**Work required**
Go through the data below and return each line where the string "liters" appears.

Entries taken from a collection
-----

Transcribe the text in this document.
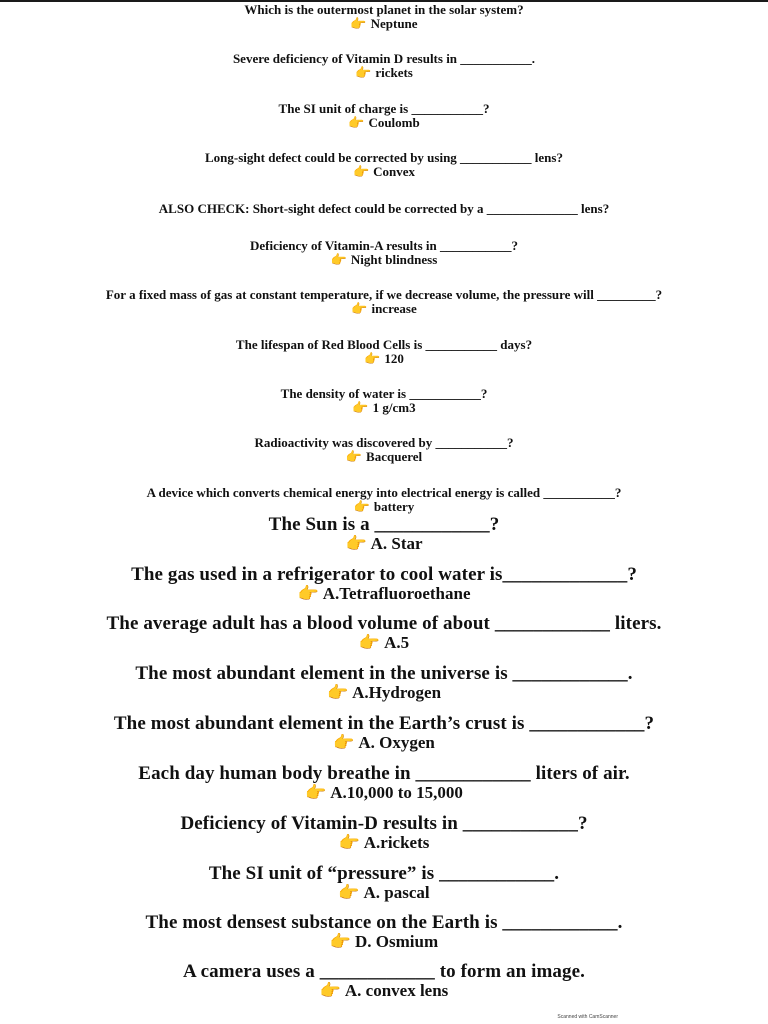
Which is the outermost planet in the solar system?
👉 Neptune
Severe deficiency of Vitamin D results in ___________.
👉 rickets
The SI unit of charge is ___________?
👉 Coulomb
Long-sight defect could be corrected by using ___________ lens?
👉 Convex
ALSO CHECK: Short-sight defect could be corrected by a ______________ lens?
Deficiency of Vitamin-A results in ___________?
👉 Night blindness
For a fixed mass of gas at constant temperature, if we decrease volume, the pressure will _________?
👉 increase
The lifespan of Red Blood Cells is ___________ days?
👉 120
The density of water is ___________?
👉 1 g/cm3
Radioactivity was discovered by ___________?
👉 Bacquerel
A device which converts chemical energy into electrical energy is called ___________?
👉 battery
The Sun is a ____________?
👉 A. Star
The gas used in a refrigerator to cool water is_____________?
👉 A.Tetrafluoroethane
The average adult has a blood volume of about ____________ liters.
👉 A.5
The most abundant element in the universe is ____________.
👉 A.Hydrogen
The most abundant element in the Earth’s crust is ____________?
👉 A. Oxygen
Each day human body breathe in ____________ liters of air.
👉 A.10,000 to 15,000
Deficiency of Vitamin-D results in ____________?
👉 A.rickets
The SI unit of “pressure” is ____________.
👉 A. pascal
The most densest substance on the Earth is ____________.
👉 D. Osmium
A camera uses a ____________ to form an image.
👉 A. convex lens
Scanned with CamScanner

-----

**Worked solution**
The average adult has a blood volume of about ____________ liters.
Each day human body breathe in ____________ liters of air.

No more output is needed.